REQUIREMENT: Find and copy each line of the records where the string "this" shows up.

DATA TO PROCESS:
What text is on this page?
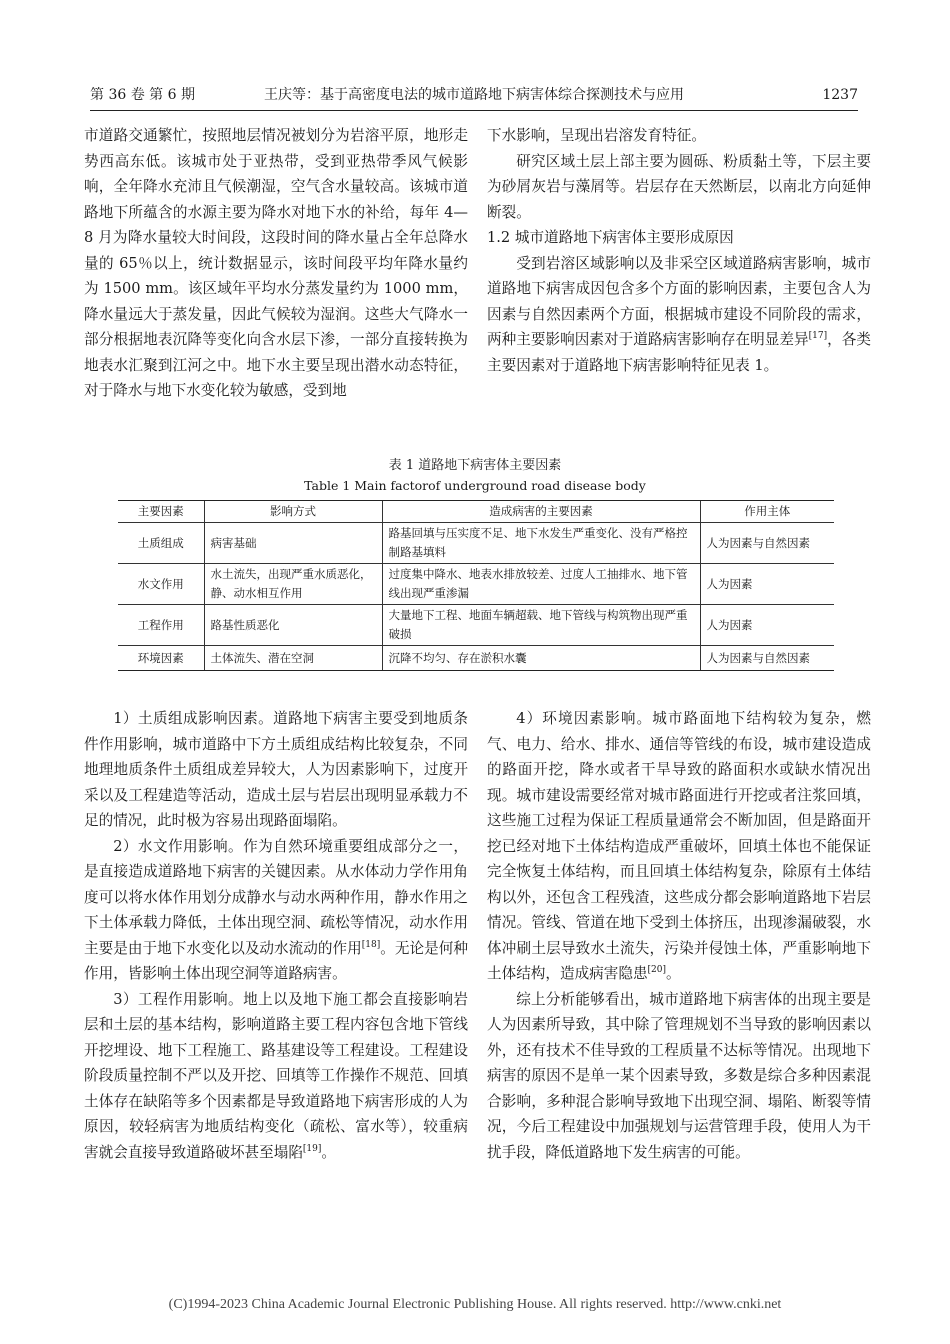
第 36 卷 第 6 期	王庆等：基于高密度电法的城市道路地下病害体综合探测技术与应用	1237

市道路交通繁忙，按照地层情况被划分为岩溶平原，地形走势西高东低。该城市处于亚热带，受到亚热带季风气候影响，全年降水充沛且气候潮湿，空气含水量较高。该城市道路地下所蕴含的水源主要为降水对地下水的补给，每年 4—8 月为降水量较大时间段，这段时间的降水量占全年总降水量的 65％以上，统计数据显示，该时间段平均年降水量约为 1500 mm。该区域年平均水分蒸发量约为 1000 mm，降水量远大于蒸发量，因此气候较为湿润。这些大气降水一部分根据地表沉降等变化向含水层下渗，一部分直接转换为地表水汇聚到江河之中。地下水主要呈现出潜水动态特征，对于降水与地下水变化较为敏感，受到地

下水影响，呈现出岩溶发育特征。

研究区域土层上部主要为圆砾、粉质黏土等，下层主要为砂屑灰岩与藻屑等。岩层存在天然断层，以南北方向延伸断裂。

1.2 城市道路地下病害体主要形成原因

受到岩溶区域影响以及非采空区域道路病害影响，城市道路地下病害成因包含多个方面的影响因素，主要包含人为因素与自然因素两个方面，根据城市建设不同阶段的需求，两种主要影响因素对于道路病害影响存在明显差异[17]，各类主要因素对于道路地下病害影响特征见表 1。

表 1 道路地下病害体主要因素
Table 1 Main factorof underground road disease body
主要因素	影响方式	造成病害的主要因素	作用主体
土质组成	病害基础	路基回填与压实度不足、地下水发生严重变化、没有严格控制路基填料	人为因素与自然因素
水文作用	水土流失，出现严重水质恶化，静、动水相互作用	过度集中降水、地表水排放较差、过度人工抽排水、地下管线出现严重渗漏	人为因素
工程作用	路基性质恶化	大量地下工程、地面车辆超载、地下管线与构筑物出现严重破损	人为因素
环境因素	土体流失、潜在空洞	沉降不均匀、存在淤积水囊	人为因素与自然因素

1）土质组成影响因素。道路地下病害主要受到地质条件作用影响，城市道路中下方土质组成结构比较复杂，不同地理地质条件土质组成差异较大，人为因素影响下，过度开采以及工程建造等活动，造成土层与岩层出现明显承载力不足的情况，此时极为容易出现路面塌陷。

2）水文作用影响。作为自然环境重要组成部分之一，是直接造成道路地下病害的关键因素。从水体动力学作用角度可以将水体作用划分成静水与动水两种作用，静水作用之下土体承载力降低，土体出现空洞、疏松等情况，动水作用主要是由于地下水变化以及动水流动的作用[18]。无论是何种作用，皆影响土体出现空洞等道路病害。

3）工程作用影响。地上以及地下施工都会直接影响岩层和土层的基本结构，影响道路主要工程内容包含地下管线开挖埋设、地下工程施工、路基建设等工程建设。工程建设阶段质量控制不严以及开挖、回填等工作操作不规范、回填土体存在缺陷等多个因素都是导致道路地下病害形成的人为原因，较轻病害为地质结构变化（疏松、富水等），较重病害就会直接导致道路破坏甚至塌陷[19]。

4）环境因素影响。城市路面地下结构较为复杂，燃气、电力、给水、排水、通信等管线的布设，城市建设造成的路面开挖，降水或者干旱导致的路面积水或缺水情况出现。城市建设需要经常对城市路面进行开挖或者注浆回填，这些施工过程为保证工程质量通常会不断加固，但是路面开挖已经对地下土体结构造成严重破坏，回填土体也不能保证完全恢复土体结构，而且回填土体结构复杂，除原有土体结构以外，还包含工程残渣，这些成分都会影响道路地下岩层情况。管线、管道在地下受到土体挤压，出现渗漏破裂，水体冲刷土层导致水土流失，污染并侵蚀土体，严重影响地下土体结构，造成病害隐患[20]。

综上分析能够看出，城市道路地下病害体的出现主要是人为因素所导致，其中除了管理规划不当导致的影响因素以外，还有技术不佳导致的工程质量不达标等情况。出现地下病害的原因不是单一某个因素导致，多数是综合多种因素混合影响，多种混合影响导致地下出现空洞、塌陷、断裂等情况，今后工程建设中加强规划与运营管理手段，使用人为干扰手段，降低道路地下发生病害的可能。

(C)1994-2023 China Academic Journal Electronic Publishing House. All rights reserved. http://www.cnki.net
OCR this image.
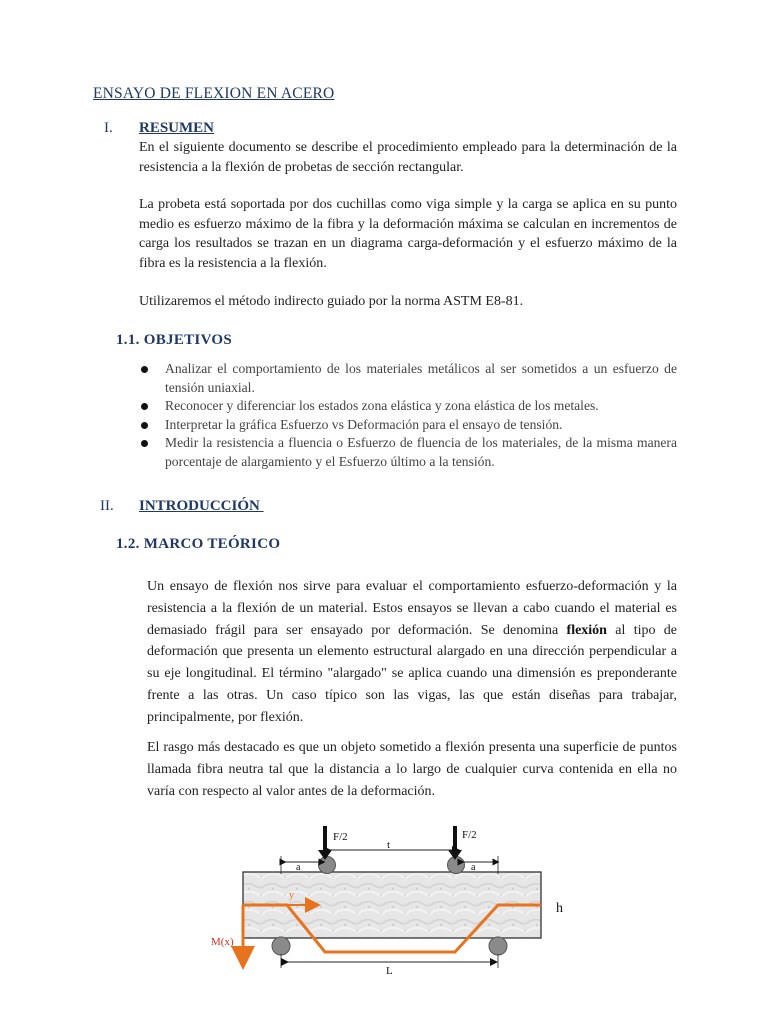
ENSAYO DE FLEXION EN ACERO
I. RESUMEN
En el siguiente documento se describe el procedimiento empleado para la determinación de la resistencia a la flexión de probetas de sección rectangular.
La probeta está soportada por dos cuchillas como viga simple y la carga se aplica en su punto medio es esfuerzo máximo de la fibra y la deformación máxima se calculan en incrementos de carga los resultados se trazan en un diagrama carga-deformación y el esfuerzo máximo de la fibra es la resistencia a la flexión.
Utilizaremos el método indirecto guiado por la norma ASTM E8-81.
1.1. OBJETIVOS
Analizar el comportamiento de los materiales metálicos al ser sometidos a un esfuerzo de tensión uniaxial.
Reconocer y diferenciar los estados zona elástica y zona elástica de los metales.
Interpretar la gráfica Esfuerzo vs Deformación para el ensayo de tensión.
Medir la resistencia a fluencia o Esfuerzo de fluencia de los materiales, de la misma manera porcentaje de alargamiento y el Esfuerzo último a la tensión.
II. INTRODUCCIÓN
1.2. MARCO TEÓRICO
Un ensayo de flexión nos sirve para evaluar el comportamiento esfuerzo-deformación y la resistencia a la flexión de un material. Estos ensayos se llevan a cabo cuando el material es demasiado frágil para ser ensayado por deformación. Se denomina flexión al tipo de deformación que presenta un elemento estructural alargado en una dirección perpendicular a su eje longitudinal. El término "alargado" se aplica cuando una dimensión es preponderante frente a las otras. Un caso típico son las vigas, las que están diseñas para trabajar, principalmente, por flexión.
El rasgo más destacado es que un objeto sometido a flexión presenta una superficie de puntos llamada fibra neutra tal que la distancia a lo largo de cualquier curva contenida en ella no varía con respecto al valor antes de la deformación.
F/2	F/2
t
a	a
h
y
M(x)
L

COMPLETED EXERCISE:
What text is on this page?
OCR this image.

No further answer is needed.